* Work required *
Give back the entire listing verbatim.

▬▬▬▬▬▬

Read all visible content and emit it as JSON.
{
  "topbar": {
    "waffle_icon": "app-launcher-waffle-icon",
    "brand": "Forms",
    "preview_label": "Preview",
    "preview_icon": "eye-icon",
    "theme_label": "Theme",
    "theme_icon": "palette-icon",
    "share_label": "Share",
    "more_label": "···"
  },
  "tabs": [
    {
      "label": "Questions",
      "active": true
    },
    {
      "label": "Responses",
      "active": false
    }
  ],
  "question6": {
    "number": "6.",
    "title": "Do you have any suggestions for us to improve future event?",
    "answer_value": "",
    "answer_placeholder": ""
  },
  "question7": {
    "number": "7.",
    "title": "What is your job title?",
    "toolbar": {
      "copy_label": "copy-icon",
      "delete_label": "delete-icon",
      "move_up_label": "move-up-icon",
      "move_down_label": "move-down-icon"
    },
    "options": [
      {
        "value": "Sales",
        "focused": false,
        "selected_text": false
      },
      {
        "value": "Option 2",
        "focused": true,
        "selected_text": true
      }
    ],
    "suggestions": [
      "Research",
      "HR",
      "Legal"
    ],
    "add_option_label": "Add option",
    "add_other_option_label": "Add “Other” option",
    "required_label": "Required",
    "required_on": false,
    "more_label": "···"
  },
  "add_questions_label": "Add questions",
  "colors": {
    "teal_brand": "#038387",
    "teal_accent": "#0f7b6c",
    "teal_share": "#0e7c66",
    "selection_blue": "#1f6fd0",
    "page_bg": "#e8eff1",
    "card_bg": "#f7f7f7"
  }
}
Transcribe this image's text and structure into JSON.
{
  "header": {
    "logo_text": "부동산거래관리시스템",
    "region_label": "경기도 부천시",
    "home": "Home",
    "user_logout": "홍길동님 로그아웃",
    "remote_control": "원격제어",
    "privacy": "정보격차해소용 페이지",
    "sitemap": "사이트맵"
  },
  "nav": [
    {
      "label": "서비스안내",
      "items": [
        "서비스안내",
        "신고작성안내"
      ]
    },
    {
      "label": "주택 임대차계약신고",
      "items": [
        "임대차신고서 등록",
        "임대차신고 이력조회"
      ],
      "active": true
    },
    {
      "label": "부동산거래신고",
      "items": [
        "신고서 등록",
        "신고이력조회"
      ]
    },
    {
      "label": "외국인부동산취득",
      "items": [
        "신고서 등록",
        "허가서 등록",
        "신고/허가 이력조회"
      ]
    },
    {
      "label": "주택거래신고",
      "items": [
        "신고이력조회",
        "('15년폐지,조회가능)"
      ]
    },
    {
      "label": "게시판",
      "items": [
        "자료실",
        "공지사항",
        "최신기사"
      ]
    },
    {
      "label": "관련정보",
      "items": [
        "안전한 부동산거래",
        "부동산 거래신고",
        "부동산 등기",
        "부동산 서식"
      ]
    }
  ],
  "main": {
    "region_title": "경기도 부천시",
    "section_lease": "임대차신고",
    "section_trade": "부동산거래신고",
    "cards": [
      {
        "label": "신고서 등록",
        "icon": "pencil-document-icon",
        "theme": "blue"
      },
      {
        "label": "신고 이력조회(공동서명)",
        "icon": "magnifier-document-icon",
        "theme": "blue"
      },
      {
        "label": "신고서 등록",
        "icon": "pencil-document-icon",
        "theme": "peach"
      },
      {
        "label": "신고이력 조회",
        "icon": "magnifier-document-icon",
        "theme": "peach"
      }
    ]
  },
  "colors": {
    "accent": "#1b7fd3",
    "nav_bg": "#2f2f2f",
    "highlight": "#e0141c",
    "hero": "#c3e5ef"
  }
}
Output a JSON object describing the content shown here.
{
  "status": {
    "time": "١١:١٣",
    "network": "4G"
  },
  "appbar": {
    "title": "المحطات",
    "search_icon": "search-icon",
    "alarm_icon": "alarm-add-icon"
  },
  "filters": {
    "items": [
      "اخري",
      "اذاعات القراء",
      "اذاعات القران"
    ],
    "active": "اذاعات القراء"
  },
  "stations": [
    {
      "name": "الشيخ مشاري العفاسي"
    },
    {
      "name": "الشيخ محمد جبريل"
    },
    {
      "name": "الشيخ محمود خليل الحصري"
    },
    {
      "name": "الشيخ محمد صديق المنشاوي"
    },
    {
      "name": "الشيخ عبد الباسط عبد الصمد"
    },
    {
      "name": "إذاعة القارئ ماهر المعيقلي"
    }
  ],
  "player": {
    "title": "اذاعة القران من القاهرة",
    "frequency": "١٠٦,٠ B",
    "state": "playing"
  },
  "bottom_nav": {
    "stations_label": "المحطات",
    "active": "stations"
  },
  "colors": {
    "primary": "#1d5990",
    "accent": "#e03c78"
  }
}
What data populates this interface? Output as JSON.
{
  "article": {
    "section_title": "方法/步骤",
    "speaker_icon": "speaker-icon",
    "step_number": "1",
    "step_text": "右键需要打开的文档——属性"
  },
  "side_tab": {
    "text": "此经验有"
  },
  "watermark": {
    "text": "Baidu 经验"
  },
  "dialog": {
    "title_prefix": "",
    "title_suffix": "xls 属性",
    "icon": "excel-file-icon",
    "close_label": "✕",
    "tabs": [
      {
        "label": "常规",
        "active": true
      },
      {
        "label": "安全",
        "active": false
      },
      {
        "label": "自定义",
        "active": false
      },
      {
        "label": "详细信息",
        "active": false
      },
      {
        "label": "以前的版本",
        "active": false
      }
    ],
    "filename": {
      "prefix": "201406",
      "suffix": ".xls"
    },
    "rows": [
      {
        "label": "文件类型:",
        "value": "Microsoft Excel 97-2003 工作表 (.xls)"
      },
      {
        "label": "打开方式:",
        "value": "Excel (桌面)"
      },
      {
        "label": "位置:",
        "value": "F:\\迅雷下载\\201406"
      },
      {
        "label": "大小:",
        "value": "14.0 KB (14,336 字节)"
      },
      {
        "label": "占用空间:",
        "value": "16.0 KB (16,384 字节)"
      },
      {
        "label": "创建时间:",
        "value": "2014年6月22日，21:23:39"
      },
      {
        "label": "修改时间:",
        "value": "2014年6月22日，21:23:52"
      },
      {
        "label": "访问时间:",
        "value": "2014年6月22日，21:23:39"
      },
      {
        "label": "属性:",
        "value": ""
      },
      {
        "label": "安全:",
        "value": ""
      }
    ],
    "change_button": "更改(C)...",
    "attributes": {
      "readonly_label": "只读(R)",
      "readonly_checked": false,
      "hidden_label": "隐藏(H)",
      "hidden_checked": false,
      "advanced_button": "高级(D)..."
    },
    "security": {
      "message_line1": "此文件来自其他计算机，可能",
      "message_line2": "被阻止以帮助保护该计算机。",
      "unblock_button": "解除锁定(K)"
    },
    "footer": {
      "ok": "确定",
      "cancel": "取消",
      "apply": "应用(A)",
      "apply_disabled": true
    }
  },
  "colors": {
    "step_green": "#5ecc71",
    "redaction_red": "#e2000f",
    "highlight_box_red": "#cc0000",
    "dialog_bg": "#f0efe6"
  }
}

▬▬▬▬▬▬

* Task answer *
Read all visible content and emit it as JSON.
{
  "topbar": {
    "waffle_icon": "app-launcher-waffle-icon",
    "brand": "Forms",
    "preview_label": "Preview",
    "preview_icon": "eye-icon",
    "theme_label": "Theme",
    "theme_icon": "palette-icon",
    "share_label": "Share",
    "more_label": "···"
  },
  "tabs": [
    {
      "label": "Questions",
      "active": true
    },
    {
      "label": "Responses",
      "active": false
    }
  ],
  "question6": {
    "number": "6.",
    "title": "Do you have any suggestions for us to improve future event?",
    "answer_value": "",
    "answer_placeholder": ""
  },
  "question7": {
    "number": "7.",
    "title": "What is your job title?",
    "toolbar": {
      "copy_label": "copy-icon",
      "delete_label": "delete-icon",
      "move_up_label": "move-up-icon",
      "move_down_label": "move-down-icon"
    },
    "options": [
      {
        "value": "Sales",
        "focused": false,
        "selected_text": false
      },
      {
        "value": "Option 2",
        "focused": true,
        "selected_text": true
      }
    ],
    "suggestions": [
      "Research",
      "HR",
      "Legal"
    ],
    "add_option_label": "Add option",
    "add_other_option_label": "Add “Other” option",
    "required_label": "Required",
    "required_on": false,
    "more_label": "···"
  },
  "add_questions_label": "Add questions",
  "colors": {
    "teal_brand": "#038387",
    "teal_accent": "#0f7b6c",
    "teal_share": "#0e7c66",
    "selection_blue": "#1f6fd0",
    "page_bg": "#e8eff1",
    "card_bg": "#f7f7f7"
  }
}
Transcribe this image's text and structure into JSON.
{
  "header": {
    "logo_text": "부동산거래관리시스템",
    "region_label": "경기도 부천시",
    "home": "Home",
    "user_logout": "홍길동님 로그아웃",
    "remote_control": "원격제어",
    "privacy": "정보격차해소용 페이지",
    "sitemap": "사이트맵"
  },
  "nav": [
    {
      "label": "서비스안내",
      "items": [
        "서비스안내",
        "신고작성안내"
      ]
    },
    {
      "label": "주택 임대차계약신고",
      "items": [
        "임대차신고서 등록",
        "임대차신고 이력조회"
      ],
      "active": true
    },
    {
      "label": "부동산거래신고",
      "items": [
        "신고서 등록",
        "신고이력조회"
      ]
    },
    {
      "label": "외국인부동산취득",
      "items": [
        "신고서 등록",
        "허가서 등록",
        "신고/허가 이력조회"
      ]
    },
    {
      "label": "주택거래신고",
      "items": [
        "신고이력조회",
        "('15년폐지,조회가능)"
      ]
    },
    {
      "label": "게시판",
      "items": [
        "자료실",
        "공지사항",
        "최신기사"
      ]
    },
    {
      "label": "관련정보",
      "items": [
        "안전한 부동산거래",
        "부동산 거래신고",
        "부동산 등기",
        "부동산 서식"
      ]
    }
  ],
  "main": {
    "region_title": "경기도 부천시",
    "section_lease": "임대차신고",
    "section_trade": "부동산거래신고",
    "cards": [
      {
        "label": "신고서 등록",
        "icon": "pencil-document-icon",
        "theme": "blue"
      },
      {
        "label": "신고 이력조회(공동서명)",
        "icon": "magnifier-document-icon",
        "theme": "blue"
      },
      {
        "label": "신고서 등록",
        "icon": "pencil-document-icon",
        "theme": "peach"
      },
      {
        "label": "신고이력 조회",
        "icon": "magnifier-document-icon",
        "theme": "peach"
      }
    ]
  },
  "colors": {
    "accent": "#1b7fd3",
    "nav_bg": "#2f2f2f",
    "highlight": "#e0141c",
    "hero": "#c3e5ef"
  }
}
Output a JSON object describing the content shown here.
{
  "status": {
    "time": "١١:١٣",
    "network": "4G"
  },
  "appbar": {
    "title": "المحطات",
    "search_icon": "search-icon",
    "alarm_icon": "alarm-add-icon"
  },
  "filters": {
    "items": [
      "اخري",
      "اذاعات القراء",
      "اذاعات القران"
    ],
    "active": "اذاعات القراء"
  },
  "stations": [
    {
      "name": "الشيخ مشاري العفاسي"
    },
    {
      "name": "الشيخ محمد جبريل"
    },
    {
      "name": "الشيخ محمود خليل الحصري"
    },
    {
      "name": "الشيخ محمد صديق المنشاوي"
    },
    {
      "name": "الشيخ عبد الباسط عبد الصمد"
    },
    {
      "name": "إذاعة القارئ ماهر المعيقلي"
    }
  ],
  "player": {
    "title": "اذاعة القران من القاهرة",
    "frequency": "١٠٦,٠ B",
    "state": "playing"
  },
  "bottom_nav": {
    "stations_label": "المحطات",
    "active": "stations"
  },
  "colors": {
    "primary": "#1d5990",
    "accent": "#e03c78"
  }
}
What data populates this interface? Output as JSON.
{
  "article": {
    "section_title": "方法/步骤",
    "speaker_icon": "speaker-icon",
    "step_number": "1",
    "step_text": "右键需要打开的文档——属性"
  },
  "side_tab": {
    "text": "此经验有"
  },
  "watermark": {
    "text": "Baidu 经验"
  },
  "dialog": {
    "title_prefix": "",
    "title_suffix": "xls 属性",
    "icon": "excel-file-icon",
    "close_label": "✕",
    "tabs": [
      {
        "label": "常规",
        "active": true
      },
      {
        "label": "安全",
        "active": false
      },
      {
        "label": "自定义",
        "active": false
      },
      {
        "label": "详细信息",
        "active": false
      },
      {
        "label": "以前的版本",
        "active": false
      }
    ],
    "filename": {
      "prefix": "201406",
      "suffix": ".xls"
    },
    "rows": [
      {
        "label": "文件类型:",
        "value": "Microsoft Excel 97-2003 工作表 (.xls)"
      },
      {
        "label": "打开方式:",
        "value": "Excel (桌面)"
      },
      {
        "label": "位置:",
        "value": "F:\\迅雷下载\\201406"
      },
      {
        "label": "大小:",
        "value": "14.0 KB (14,336 字节)"
      },
      {
        "label": "占用空间:",
        "value": "16.0 KB (16,384 字节)"
      },
      {
        "label": "创建时间:",
        "value": "2014年6月22日，21:23:39"
      },
      {
        "label": "修改时间:",
        "value": "2014年6月22日，21:23:52"
      },
      {
        "label": "访问时间:",
        "value": "2014年6月22日，21:23:39"
      },
      {
        "label": "属性:",
        "value": ""
      },
      {
        "label": "安全:",
        "value": ""
      }
    ],
    "change_button": "更改(C)...",
    "attributes": {
      "readonly_label": "只读(R)",
      "readonly_checked": false,
      "hidden_label": "隐藏(H)",
      "hidden_checked": false,
      "advanced_button": "高级(D)..."
    },
    "security": {
      "message_line1": "此文件来自其他计算机，可能",
      "message_line2": "被阻止以帮助保护该计算机。",
      "unblock_button": "解除锁定(K)"
    },
    "footer": {
      "ok": "确定",
      "cancel": "取消",
      "apply": "应用(A)",
      "apply_disabled": true
    }
  },
  "colors": {
    "step_green": "#5ecc71",
    "redaction_red": "#e2000f",
    "highlight_box_red": "#cc0000",
    "dialog_bg": "#f0efe6"
  }
}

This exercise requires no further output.